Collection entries
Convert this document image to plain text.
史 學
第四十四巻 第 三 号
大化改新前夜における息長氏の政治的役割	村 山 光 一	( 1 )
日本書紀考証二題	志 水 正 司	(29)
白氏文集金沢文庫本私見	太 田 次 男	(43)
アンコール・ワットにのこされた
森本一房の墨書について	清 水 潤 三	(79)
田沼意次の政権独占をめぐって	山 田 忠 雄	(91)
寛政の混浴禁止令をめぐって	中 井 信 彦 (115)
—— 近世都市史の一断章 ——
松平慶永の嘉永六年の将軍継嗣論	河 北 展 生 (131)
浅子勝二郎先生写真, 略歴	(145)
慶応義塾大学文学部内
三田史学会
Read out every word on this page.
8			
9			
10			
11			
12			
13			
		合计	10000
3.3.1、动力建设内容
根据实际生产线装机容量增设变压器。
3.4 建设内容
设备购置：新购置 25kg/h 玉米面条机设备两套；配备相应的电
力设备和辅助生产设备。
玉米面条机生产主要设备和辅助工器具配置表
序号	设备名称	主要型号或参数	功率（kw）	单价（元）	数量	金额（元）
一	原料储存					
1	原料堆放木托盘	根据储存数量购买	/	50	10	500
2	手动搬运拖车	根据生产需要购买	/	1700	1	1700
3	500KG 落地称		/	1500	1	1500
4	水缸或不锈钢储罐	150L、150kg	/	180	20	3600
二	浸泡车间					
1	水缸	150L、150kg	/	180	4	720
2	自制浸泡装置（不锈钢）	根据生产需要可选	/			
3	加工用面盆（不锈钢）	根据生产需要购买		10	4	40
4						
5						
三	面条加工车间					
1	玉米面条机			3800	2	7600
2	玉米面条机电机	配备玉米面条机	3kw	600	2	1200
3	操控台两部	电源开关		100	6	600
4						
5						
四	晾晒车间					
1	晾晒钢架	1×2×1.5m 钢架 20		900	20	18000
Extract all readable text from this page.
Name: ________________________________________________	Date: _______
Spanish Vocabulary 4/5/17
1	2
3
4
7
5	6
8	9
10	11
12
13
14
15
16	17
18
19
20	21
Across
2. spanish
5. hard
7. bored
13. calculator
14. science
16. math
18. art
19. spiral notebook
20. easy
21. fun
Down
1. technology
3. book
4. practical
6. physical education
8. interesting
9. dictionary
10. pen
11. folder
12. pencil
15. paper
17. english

> _STATED EXERCISE_: Make an exact copy of the material above.

> _FINAL RESULT_:
Convert this document image to plain text.
史 學
第四十四巻 第 三 号
大化改新前夜における息長氏の政治的役割	村 山 光 一	( 1 )
日本書紀考証二題	志 水 正 司	(29)
白氏文集金沢文庫本私見	太 田 次 男	(43)
アンコール・ワットにのこされた
森本一房の墨書について	清 水 潤 三	(79)
田沼意次の政権独占をめぐって	山 田 忠 雄	(91)
寛政の混浴禁止令をめぐって	中 井 信 彦 (115)
—— 近世都市史の一断章 ——
松平慶永の嘉永六年の将軍継嗣論	河 北 展 生 (131)
浅子勝二郎先生写真, 略歴	(145)
慶応義塾大学文学部内
三田史学会
Read out every word on this page.
8			
9			
10			
11			
12			
13			
		合计	10000
3.3.1、动力建设内容
根据实际生产线装机容量增设变压器。
3.4 建设内容
设备购置：新购置 25kg/h 玉米面条机设备两套；配备相应的电
力设备和辅助生产设备。
玉米面条机生产主要设备和辅助工器具配置表
序号	设备名称	主要型号或参数	功率（kw）	单价（元）	数量	金额（元）
一	原料储存					
1	原料堆放木托盘	根据储存数量购买	/	50	10	500
2	手动搬运拖车	根据生产需要购买	/	1700	1	1700
3	500KG 落地称		/	1500	1	1500
4	水缸或不锈钢储罐	150L、150kg	/	180	20	3600
二	浸泡车间					
1	水缸	150L、150kg	/	180	4	720
2	自制浸泡装置（不锈钢）	根据生产需要可选	/			
3	加工用面盆（不锈钢）	根据生产需要购买		10	4	40
4						
5						
三	面条加工车间					
1	玉米面条机			3800	2	7600
2	玉米面条机电机	配备玉米面条机	3kw	600	2	1200
3	操控台两部	电源开关		100	6	600
4						
5						
四	晾晒车间					
1	晾晒钢架	1×2×1.5m 钢架 20		900	20	18000
Extract all readable text from this page.
Name: ________________________________________________	Date: _______
Spanish Vocabulary 4/5/17
1	2
3
4
7
5	6
8	9
10	11
12
13
14
15
16	17
18
19
20	21
Across
2. spanish
5. hard
7. bored
13. calculator
14. science
16. math
18. art
19. spiral notebook
20. easy
21. fun
Down
1. technology
3. book
4. practical
6. physical education
8. interesting
9. dictionary
10. pen
11. folder
12. pencil
15. paper
17. english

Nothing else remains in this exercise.